### [Exercise aim]
Gather each line in the entries that includes the string "many".

### [Records for processing]
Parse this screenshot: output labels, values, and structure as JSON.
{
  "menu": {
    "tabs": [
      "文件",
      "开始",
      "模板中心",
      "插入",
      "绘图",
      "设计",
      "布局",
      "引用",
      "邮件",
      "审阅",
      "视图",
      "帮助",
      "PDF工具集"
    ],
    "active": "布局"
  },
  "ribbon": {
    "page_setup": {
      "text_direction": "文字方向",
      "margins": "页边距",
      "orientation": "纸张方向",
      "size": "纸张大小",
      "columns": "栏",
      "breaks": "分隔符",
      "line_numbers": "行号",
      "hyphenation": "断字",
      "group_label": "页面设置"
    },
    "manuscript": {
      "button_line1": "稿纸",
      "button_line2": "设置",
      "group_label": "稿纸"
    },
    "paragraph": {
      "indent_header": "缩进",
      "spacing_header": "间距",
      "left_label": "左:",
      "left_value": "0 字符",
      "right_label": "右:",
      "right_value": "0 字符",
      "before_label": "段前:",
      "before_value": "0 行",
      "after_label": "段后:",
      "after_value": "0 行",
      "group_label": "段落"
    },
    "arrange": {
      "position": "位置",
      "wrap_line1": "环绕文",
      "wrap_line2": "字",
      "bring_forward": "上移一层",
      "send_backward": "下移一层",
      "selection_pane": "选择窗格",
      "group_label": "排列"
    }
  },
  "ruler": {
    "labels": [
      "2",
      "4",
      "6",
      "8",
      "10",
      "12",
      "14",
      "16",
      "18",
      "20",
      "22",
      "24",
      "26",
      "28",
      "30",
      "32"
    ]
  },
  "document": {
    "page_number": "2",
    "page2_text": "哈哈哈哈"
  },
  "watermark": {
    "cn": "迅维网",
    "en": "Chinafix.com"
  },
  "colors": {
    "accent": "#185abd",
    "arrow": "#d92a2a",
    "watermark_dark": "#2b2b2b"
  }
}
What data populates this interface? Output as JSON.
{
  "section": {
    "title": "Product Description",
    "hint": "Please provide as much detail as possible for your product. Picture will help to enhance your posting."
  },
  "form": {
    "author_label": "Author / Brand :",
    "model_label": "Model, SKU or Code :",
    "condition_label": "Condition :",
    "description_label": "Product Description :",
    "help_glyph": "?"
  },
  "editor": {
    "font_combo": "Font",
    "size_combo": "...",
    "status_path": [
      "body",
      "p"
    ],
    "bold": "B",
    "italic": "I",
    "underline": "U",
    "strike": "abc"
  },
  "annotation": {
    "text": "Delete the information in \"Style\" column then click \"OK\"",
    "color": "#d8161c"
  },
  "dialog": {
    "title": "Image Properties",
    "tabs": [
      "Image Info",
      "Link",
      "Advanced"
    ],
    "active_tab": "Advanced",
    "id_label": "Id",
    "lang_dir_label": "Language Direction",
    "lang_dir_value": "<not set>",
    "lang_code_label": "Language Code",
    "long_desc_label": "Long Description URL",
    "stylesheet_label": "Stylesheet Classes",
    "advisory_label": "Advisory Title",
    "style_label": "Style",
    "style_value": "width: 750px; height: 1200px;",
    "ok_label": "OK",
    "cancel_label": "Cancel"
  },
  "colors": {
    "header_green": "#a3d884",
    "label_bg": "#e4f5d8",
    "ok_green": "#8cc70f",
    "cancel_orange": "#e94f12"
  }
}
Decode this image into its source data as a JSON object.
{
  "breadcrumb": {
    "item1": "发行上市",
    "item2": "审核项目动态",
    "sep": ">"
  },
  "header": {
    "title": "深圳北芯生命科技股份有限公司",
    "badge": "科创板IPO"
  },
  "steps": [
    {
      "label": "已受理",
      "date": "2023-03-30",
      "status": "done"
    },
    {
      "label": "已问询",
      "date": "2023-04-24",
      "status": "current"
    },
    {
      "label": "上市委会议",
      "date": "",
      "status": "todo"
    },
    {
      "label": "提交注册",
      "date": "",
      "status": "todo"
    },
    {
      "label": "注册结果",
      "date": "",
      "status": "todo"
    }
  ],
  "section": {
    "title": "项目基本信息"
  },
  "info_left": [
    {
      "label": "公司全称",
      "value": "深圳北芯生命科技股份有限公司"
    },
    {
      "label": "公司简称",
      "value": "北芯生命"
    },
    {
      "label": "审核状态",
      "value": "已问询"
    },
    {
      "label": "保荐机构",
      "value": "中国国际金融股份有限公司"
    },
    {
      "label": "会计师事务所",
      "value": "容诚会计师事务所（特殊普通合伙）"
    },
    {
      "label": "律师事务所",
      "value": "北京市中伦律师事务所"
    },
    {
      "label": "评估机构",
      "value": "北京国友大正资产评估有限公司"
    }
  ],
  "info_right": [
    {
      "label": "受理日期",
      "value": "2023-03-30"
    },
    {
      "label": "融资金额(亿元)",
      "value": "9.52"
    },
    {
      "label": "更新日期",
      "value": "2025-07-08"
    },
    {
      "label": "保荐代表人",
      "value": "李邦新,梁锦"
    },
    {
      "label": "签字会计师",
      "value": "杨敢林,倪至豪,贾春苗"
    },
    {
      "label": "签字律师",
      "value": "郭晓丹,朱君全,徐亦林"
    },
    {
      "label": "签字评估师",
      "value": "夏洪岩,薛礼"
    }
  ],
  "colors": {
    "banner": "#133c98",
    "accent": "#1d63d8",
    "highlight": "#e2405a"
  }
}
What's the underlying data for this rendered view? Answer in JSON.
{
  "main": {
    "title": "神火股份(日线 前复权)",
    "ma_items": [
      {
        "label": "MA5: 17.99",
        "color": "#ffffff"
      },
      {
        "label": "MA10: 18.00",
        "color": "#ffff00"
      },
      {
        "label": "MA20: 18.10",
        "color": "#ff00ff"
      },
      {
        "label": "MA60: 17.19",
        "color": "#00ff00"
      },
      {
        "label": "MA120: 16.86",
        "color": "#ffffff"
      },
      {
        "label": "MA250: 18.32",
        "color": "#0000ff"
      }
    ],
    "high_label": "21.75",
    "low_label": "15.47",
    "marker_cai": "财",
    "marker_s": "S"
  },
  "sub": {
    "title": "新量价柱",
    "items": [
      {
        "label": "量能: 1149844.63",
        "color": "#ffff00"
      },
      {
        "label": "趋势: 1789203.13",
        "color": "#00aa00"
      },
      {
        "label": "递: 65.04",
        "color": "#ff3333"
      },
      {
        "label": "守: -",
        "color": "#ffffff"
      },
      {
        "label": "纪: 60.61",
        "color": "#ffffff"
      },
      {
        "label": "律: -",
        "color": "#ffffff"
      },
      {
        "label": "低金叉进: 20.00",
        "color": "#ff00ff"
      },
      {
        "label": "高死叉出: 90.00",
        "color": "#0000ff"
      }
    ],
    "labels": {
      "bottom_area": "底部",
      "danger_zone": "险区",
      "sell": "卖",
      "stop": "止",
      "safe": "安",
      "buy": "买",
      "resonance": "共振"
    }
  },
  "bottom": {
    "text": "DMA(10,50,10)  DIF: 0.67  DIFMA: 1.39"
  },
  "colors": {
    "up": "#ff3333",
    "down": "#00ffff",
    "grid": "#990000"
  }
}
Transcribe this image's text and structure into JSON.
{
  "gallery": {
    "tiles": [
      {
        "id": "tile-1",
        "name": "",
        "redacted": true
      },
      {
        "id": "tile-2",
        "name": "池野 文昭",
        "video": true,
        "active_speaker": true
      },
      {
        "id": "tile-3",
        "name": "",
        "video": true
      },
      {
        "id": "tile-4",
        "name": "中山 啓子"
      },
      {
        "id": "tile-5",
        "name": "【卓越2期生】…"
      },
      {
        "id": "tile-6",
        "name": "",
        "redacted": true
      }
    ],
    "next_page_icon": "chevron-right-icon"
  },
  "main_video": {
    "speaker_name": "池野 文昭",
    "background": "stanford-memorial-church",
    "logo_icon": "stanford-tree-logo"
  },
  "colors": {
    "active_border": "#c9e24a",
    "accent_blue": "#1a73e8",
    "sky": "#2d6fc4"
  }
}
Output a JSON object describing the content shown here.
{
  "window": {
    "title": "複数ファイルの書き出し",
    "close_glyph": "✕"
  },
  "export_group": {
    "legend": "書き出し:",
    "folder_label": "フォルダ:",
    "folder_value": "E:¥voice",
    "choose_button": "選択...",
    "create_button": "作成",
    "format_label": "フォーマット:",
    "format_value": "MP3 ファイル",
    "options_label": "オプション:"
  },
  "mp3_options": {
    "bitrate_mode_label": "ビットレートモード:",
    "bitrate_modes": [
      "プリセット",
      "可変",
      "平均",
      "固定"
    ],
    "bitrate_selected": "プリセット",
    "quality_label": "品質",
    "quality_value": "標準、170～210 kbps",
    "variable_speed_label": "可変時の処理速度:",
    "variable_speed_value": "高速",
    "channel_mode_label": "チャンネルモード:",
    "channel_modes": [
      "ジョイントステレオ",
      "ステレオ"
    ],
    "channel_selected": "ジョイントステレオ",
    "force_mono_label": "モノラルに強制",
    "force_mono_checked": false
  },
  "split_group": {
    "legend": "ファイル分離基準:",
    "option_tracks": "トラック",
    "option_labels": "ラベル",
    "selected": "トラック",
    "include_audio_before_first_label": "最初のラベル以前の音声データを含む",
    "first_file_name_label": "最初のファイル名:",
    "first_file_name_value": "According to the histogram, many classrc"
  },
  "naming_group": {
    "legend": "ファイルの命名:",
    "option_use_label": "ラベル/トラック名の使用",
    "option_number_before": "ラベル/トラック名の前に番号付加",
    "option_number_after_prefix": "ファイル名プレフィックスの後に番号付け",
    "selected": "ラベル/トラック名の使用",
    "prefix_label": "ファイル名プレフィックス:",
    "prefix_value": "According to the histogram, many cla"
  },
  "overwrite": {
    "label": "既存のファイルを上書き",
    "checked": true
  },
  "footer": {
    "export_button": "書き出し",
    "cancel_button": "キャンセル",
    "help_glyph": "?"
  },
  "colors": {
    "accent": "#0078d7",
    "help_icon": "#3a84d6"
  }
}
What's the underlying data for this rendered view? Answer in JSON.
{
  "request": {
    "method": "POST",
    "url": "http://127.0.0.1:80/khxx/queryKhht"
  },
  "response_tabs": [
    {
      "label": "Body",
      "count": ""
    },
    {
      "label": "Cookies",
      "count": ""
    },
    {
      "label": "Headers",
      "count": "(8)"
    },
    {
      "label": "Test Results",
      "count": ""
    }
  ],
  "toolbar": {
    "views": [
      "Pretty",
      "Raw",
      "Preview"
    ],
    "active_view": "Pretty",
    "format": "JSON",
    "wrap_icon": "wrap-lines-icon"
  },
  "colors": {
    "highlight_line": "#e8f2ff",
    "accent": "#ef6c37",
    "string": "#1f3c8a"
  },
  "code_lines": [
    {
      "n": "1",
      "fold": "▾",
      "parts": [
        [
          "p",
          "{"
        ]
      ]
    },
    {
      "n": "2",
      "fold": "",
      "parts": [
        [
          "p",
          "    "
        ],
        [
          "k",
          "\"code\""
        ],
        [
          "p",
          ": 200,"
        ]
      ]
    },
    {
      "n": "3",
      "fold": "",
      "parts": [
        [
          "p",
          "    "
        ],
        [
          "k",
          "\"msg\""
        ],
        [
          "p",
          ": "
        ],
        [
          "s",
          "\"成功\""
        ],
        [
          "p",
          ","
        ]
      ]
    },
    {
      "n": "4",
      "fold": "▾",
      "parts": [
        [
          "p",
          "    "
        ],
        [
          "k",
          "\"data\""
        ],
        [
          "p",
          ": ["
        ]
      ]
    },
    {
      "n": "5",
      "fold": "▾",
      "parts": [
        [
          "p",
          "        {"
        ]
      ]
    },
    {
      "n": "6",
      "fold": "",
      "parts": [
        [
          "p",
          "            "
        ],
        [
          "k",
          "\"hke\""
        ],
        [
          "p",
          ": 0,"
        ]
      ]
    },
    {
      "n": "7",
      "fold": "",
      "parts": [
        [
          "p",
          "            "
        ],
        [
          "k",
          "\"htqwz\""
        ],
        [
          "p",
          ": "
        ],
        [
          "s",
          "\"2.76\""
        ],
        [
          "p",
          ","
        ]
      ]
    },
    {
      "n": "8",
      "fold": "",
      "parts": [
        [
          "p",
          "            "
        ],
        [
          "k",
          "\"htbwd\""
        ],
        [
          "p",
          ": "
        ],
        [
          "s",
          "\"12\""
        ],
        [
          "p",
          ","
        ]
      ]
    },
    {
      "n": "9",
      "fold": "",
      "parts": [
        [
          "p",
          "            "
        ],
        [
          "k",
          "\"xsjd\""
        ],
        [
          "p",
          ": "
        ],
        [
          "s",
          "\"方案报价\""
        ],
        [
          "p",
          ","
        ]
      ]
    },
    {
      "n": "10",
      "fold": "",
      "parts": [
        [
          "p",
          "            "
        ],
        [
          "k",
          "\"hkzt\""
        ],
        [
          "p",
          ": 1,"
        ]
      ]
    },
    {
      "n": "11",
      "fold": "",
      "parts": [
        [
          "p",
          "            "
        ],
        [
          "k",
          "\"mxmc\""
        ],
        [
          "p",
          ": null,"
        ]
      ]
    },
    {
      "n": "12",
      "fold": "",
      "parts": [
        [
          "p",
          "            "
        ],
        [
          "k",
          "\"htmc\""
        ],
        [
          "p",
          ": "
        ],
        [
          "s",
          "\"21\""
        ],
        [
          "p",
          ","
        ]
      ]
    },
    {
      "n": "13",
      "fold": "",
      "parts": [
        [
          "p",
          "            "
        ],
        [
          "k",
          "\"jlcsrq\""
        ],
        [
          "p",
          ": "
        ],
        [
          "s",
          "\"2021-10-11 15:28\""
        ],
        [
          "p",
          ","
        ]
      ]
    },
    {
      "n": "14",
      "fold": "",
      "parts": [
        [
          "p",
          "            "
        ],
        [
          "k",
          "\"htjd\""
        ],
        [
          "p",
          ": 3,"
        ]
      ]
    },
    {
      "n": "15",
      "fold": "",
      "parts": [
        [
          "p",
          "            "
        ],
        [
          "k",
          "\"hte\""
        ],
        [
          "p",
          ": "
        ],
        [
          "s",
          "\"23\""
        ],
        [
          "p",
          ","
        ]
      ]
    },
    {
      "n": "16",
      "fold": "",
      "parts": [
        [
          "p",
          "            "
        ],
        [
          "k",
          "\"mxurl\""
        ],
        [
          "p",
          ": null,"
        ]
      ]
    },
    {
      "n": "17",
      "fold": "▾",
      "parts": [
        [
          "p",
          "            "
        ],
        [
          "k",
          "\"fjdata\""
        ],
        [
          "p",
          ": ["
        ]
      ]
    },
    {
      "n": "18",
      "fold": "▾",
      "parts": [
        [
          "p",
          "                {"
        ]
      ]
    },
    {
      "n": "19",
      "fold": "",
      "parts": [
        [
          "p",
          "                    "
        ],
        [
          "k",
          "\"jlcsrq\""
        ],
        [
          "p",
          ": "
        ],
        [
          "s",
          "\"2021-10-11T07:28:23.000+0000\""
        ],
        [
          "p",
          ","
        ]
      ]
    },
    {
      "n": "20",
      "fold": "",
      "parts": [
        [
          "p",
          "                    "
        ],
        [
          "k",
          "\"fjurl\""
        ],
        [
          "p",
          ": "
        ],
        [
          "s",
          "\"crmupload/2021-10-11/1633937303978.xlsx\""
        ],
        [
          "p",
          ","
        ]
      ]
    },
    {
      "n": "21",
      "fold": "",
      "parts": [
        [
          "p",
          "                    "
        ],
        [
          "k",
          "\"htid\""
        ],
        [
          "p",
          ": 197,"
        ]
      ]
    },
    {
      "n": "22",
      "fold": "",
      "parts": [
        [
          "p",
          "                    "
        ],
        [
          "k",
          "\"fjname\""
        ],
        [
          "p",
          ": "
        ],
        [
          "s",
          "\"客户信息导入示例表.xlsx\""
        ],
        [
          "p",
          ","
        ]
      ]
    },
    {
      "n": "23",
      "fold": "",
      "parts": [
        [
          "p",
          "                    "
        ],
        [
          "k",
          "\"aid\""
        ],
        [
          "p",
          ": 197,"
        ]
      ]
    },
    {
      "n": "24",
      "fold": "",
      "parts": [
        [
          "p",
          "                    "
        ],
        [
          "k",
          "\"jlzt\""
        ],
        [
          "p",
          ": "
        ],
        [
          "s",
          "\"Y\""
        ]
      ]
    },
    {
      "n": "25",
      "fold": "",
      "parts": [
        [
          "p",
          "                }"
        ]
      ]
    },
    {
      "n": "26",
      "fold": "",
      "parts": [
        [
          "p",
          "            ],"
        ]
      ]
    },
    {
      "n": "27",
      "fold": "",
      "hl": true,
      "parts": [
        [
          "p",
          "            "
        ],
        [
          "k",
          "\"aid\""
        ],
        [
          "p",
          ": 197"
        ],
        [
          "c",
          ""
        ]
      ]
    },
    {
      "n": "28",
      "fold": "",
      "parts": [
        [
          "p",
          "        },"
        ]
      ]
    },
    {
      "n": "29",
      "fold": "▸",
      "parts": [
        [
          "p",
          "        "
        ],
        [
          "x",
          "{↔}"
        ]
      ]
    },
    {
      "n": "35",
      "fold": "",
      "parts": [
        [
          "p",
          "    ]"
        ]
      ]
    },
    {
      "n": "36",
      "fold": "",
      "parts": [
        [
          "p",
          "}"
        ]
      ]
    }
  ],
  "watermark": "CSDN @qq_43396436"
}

### [Written response]
    "first_file_name_value": "According to the histogram, many classrc"
    "prefix_value": "According to the histogram, many cla"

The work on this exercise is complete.